-- BEGIN INFORMATION SUPPLIED --

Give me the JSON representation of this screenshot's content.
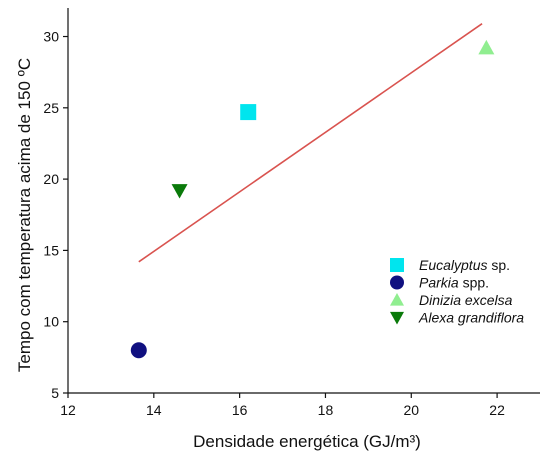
{
  "chart_data": {
    "type": "scatter",
    "xlabel": "Densidade energética (GJ/m³)",
    "ylabel": "Tempo com temperatura acima de 150 ºC",
    "xlim": [
      12,
      23
    ],
    "ylim": [
      5,
      32
    ],
    "x_ticks": [
      12,
      14,
      16,
      18,
      20,
      22
    ],
    "y_ticks": [
      5,
      10,
      15,
      20,
      25,
      30
    ],
    "grid": false,
    "legend_position": "right",
    "series": [
      {
        "name": "Eucalyptus",
        "name_suffix": " sp.",
        "marker": "square",
        "color": "#00e5ee",
        "x": [
          16.2
        ],
        "y": [
          24.7
        ]
      },
      {
        "name": "Parkia",
        "name_suffix": " spp.",
        "marker": "circle",
        "color": "#101080",
        "x": [
          13.65
        ],
        "y": [
          8.0
        ]
      },
      {
        "name": "Dinizia excelsa",
        "name_suffix": "",
        "marker": "triangle-up",
        "color": "#90ee90",
        "x": [
          21.75
        ],
        "y": [
          29.2
        ]
      },
      {
        "name": "Alexa grandiflora",
        "name_suffix": "",
        "marker": "triangle-down",
        "color": "#0a7a0a",
        "x": [
          14.6
        ],
        "y": [
          19.2
        ]
      }
    ],
    "trendline": {
      "color": "#d9534f",
      "x": [
        13.65,
        21.65
      ],
      "y": [
        14.2,
        30.9
      ]
    }
  }
}
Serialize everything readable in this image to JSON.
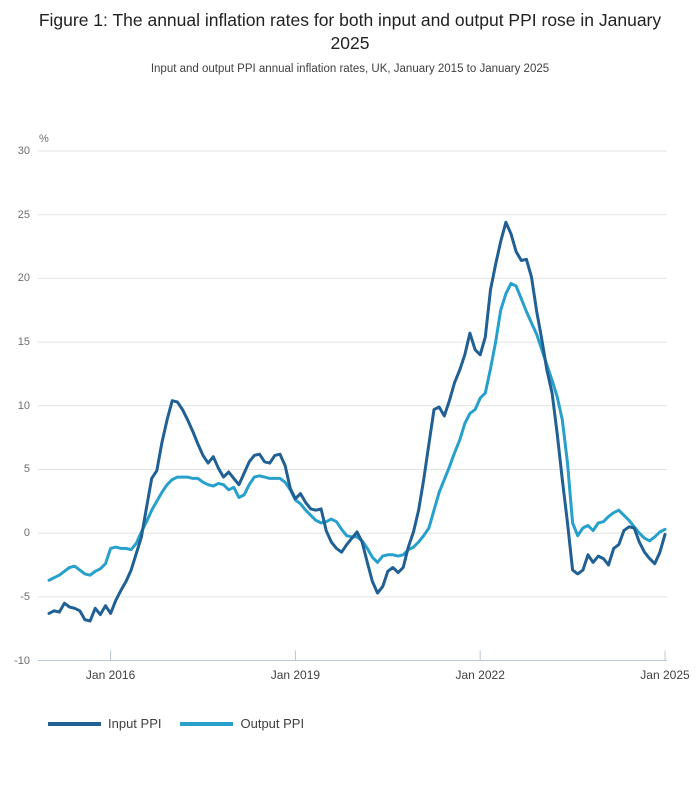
{
  "figure": {
    "title": "Figure 1: The annual inflation rates for both input and output PPI rose in January 2025",
    "subtitle": "Input and output PPI annual inflation rates, UK, January 2015 to January 2025"
  },
  "colors": {
    "grid": "#e2e2e2",
    "axis": "#b9c7d6",
    "title_text": "#222222",
    "subtitle_text": "#414042",
    "tick_text": "#6e6e6e"
  },
  "chart_data": {
    "type": "line",
    "unit_label": "%",
    "x_start": "Jan 2015",
    "x_end": "Jan 2025",
    "x_frequency": "monthly",
    "ylim": [
      -10,
      30
    ],
    "y_ticks": [
      30,
      25,
      20,
      15,
      10,
      5,
      0,
      -5,
      -10
    ],
    "x_ticks": [
      {
        "label": "Jan 2016",
        "month_index": 12
      },
      {
        "label": "Jan 2019",
        "month_index": 48
      },
      {
        "label": "Jan 2022",
        "month_index": 84
      },
      {
        "label": "Jan 2025",
        "month_index": 120
      }
    ],
    "grid": true,
    "legend_position": "bottom-left",
    "series": [
      {
        "name": "Input PPI",
        "color": "#206095",
        "values": [
          -6.3,
          -6.1,
          -6.2,
          -5.5,
          -5.8,
          -5.9,
          -6.1,
          -6.8,
          -6.9,
          -5.9,
          -6.4,
          -5.7,
          -6.3,
          -5.3,
          -4.5,
          -3.8,
          -2.9,
          -1.6,
          -0.3,
          2.0,
          4.3,
          4.9,
          7.1,
          8.9,
          10.4,
          10.3,
          9.7,
          8.9,
          8.0,
          7.0,
          6.1,
          5.5,
          6.0,
          5.1,
          4.4,
          4.8,
          4.3,
          3.8,
          4.7,
          5.6,
          6.1,
          6.2,
          5.6,
          5.5,
          6.1,
          6.2,
          5.3,
          3.5,
          2.7,
          3.1,
          2.4,
          1.9,
          1.8,
          1.9,
          0.2,
          -0.7,
          -1.2,
          -1.5,
          -0.9,
          -0.4,
          0.1,
          -0.7,
          -2.3,
          -3.8,
          -4.7,
          -4.2,
          -3.0,
          -2.7,
          -3.1,
          -2.7,
          -1.1,
          0.1,
          1.8,
          4.2,
          7.0,
          9.7,
          9.9,
          9.2,
          10.4,
          11.8,
          12.8,
          14.0,
          15.7,
          14.4,
          14.0,
          15.4,
          19.1,
          21.1,
          22.9,
          24.4,
          23.5,
          22.1,
          21.4,
          21.5,
          20.1,
          17.4,
          15.2,
          12.8,
          11.0,
          7.8,
          4.2,
          0.8,
          -2.9,
          -3.2,
          -2.9,
          -1.7,
          -2.3,
          -1.8,
          -2.0,
          -2.5,
          -1.2,
          -0.9,
          0.2,
          0.5,
          0.4,
          -0.7,
          -1.5,
          -2.0,
          -2.4,
          -1.5,
          -0.1
        ]
      },
      {
        "name": "Output PPI",
        "color": "#27a0cc",
        "values": [
          -3.7,
          -3.5,
          -3.3,
          -3.0,
          -2.7,
          -2.6,
          -2.9,
          -3.2,
          -3.3,
          -3.0,
          -2.8,
          -2.4,
          -1.2,
          -1.1,
          -1.2,
          -1.2,
          -1.3,
          -0.8,
          0.1,
          0.9,
          1.8,
          2.5,
          3.2,
          3.8,
          4.2,
          4.4,
          4.4,
          4.4,
          4.3,
          4.3,
          4.0,
          3.8,
          3.7,
          3.9,
          3.8,
          3.4,
          3.6,
          2.8,
          3.0,
          3.8,
          4.4,
          4.5,
          4.4,
          4.3,
          4.3,
          4.3,
          4.0,
          3.4,
          2.6,
          2.3,
          1.8,
          1.4,
          1.0,
          0.8,
          0.9,
          1.1,
          0.9,
          0.3,
          -0.2,
          -0.3,
          -0.3,
          -0.6,
          -1.2,
          -1.9,
          -2.3,
          -1.8,
          -1.7,
          -1.7,
          -1.8,
          -1.7,
          -1.3,
          -1.1,
          -0.7,
          -0.2,
          0.4,
          1.8,
          3.2,
          4.2,
          5.2,
          6.3,
          7.3,
          8.6,
          9.4,
          9.7,
          10.6,
          11.0,
          12.9,
          15.0,
          17.5,
          18.8,
          19.6,
          19.4,
          18.4,
          17.4,
          16.5,
          15.6,
          14.4,
          13.2,
          12.0,
          10.7,
          8.9,
          5.5,
          0.8,
          -0.2,
          0.4,
          0.6,
          0.2,
          0.8,
          0.9,
          1.3,
          1.6,
          1.8,
          1.4,
          1.0,
          0.5,
          0.0,
          -0.4,
          -0.6,
          -0.3,
          0.1,
          0.3
        ]
      }
    ]
  }
}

-- END INFORMATION SUPPLIED --

WORK REQUIRED: Repeat all the data as it stands, dropping any images it holds.

ANSWER FOR THE TASK:
Give me the JSON representation of this screenshot's content.
{
  "chart_data": {
    "type": "scatter",
    "xlabel": "Densidade energética (GJ/m³)",
    "ylabel": "Tempo com temperatura acima de 150 ºC",
    "xlim": [
      12,
      23
    ],
    "ylim": [
      5,
      32
    ],
    "x_ticks": [
      12,
      14,
      16,
      18,
      20,
      22
    ],
    "y_ticks": [
      5,
      10,
      15,
      20,
      25,
      30
    ],
    "grid": false,
    "legend_position": "right",
    "series": [
      {
        "name": "Eucalyptus",
        "name_suffix": " sp.",
        "marker": "square",
        "color": "#00e5ee",
        "x": [
          16.2
        ],
        "y": [
          24.7
        ]
      },
      {
        "name": "Parkia",
        "name_suffix": " spp.",
        "marker": "circle",
        "color": "#101080",
        "x": [
          13.65
        ],
        "y": [
          8.0
        ]
      },
      {
        "name": "Dinizia excelsa",
        "name_suffix": "",
        "marker": "triangle-up",
        "color": "#90ee90",
        "x": [
          21.75
        ],
        "y": [
          29.2
        ]
      },
      {
        "name": "Alexa grandiflora",
        "name_suffix": "",
        "marker": "triangle-down",
        "color": "#0a7a0a",
        "x": [
          14.6
        ],
        "y": [
          19.2
        ]
      }
    ],
    "trendline": {
      "color": "#d9534f",
      "x": [
        13.65,
        21.65
      ],
      "y": [
        14.2,
        30.9
      ]
    }
  }
}
Serialize everything readable in this image to JSON.
{
  "figure": {
    "title": "Figure 1: The annual inflation rates for both input and output PPI rose in January 2025",
    "subtitle": "Input and output PPI annual inflation rates, UK, January 2015 to January 2025"
  },
  "colors": {
    "grid": "#e2e2e2",
    "axis": "#b9c7d6",
    "title_text": "#222222",
    "subtitle_text": "#414042",
    "tick_text": "#6e6e6e"
  },
  "chart_data": {
    "type": "line",
    "unit_label": "%",
    "x_start": "Jan 2015",
    "x_end": "Jan 2025",
    "x_frequency": "monthly",
    "ylim": [
      -10,
      30
    ],
    "y_ticks": [
      30,
      25,
      20,
      15,
      10,
      5,
      0,
      -5,
      -10
    ],
    "x_ticks": [
      {
        "label": "Jan 2016",
        "month_index": 12
      },
      {
        "label": "Jan 2019",
        "month_index": 48
      },
      {
        "label": "Jan 2022",
        "month_index": 84
      },
      {
        "label": "Jan 2025",
        "month_index": 120
      }
    ],
    "grid": true,
    "legend_position": "bottom-left",
    "series": [
      {
        "name": "Input PPI",
        "color": "#206095",
        "values": [
          -6.3,
          -6.1,
          -6.2,
          -5.5,
          -5.8,
          -5.9,
          -6.1,
          -6.8,
          -6.9,
          -5.9,
          -6.4,
          -5.7,
          -6.3,
          -5.3,
          -4.5,
          -3.8,
          -2.9,
          -1.6,
          -0.3,
          2.0,
          4.3,
          4.9,
          7.1,
          8.9,
          10.4,
          10.3,
          9.7,
          8.9,
          8.0,
          7.0,
          6.1,
          5.5,
          6.0,
          5.1,
          4.4,
          4.8,
          4.3,
          3.8,
          4.7,
          5.6,
          6.1,
          6.2,
          5.6,
          5.5,
          6.1,
          6.2,
          5.3,
          3.5,
          2.7,
          3.1,
          2.4,
          1.9,
          1.8,
          1.9,
          0.2,
          -0.7,
          -1.2,
          -1.5,
          -0.9,
          -0.4,
          0.1,
          -0.7,
          -2.3,
          -3.8,
          -4.7,
          -4.2,
          -3.0,
          -2.7,
          -3.1,
          -2.7,
          -1.1,
          0.1,
          1.8,
          4.2,
          7.0,
          9.7,
          9.9,
          9.2,
          10.4,
          11.8,
          12.8,
          14.0,
          15.7,
          14.4,
          14.0,
          15.4,
          19.1,
          21.1,
          22.9,
          24.4,
          23.5,
          22.1,
          21.4,
          21.5,
          20.1,
          17.4,
          15.2,
          12.8,
          11.0,
          7.8,
          4.2,
          0.8,
          -2.9,
          -3.2,
          -2.9,
          -1.7,
          -2.3,
          -1.8,
          -2.0,
          -2.5,
          -1.2,
          -0.9,
          0.2,
          0.5,
          0.4,
          -0.7,
          -1.5,
          -2.0,
          -2.4,
          -1.5,
          -0.1
        ]
      },
      {
        "name": "Output PPI",
        "color": "#27a0cc",
        "values": [
          -3.7,
          -3.5,
          -3.3,
          -3.0,
          -2.7,
          -2.6,
          -2.9,
          -3.2,
          -3.3,
          -3.0,
          -2.8,
          -2.4,
          -1.2,
          -1.1,
          -1.2,
          -1.2,
          -1.3,
          -0.8,
          0.1,
          0.9,
          1.8,
          2.5,
          3.2,
          3.8,
          4.2,
          4.4,
          4.4,
          4.4,
          4.3,
          4.3,
          4.0,
          3.8,
          3.7,
          3.9,
          3.8,
          3.4,
          3.6,
          2.8,
          3.0,
          3.8,
          4.4,
          4.5,
          4.4,
          4.3,
          4.3,
          4.3,
          4.0,
          3.4,
          2.6,
          2.3,
          1.8,
          1.4,
          1.0,
          0.8,
          0.9,
          1.1,
          0.9,
          0.3,
          -0.2,
          -0.3,
          -0.3,
          -0.6,
          -1.2,
          -1.9,
          -2.3,
          -1.8,
          -1.7,
          -1.7,
          -1.8,
          -1.7,
          -1.3,
          -1.1,
          -0.7,
          -0.2,
          0.4,
          1.8,
          3.2,
          4.2,
          5.2,
          6.3,
          7.3,
          8.6,
          9.4,
          9.7,
          10.6,
          11.0,
          12.9,
          15.0,
          17.5,
          18.8,
          19.6,
          19.4,
          18.4,
          17.4,
          16.5,
          15.6,
          14.4,
          13.2,
          12.0,
          10.7,
          8.9,
          5.5,
          0.8,
          -0.2,
          0.4,
          0.6,
          0.2,
          0.8,
          0.9,
          1.3,
          1.6,
          1.8,
          1.4,
          1.0,
          0.5,
          0.0,
          -0.4,
          -0.6,
          -0.3,
          0.1,
          0.3
        ]
      }
    ]
  }
}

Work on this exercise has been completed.